* Begin *
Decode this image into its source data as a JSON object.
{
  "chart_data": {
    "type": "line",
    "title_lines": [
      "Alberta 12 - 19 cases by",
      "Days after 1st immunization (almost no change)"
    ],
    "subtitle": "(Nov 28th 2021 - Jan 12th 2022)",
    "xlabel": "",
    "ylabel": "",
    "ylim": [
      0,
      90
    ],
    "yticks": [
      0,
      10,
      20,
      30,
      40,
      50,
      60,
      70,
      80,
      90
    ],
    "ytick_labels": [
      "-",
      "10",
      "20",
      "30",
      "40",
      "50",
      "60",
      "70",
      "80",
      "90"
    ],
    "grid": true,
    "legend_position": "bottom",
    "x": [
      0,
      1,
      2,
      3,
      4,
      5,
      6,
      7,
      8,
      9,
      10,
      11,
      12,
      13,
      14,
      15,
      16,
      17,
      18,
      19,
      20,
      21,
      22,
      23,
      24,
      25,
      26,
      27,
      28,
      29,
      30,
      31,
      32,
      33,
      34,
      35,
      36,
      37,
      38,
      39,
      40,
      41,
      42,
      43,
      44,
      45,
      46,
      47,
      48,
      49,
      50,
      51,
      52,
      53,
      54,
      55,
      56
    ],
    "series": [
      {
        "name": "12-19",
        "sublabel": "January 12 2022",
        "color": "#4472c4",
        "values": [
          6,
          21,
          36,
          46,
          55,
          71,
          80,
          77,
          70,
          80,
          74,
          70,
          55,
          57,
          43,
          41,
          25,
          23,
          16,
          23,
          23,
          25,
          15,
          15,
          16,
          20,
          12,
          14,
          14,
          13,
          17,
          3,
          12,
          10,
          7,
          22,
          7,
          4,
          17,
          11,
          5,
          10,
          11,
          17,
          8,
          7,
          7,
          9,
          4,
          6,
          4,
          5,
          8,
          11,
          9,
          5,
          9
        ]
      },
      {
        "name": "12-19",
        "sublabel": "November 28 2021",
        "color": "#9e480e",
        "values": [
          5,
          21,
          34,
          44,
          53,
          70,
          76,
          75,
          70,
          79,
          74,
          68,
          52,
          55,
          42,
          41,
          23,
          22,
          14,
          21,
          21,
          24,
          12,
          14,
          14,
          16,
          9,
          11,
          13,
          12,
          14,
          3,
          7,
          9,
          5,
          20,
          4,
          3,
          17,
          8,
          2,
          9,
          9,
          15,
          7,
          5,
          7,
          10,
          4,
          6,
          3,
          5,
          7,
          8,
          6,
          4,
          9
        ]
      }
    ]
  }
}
* End *
*THE REQUEST:* Your task is to list each line of the records with the word "sublabel".

*WRITTEN ANSWER:*
        "sublabel": "January 12 2022",
        "sublabel": "November 28 2021",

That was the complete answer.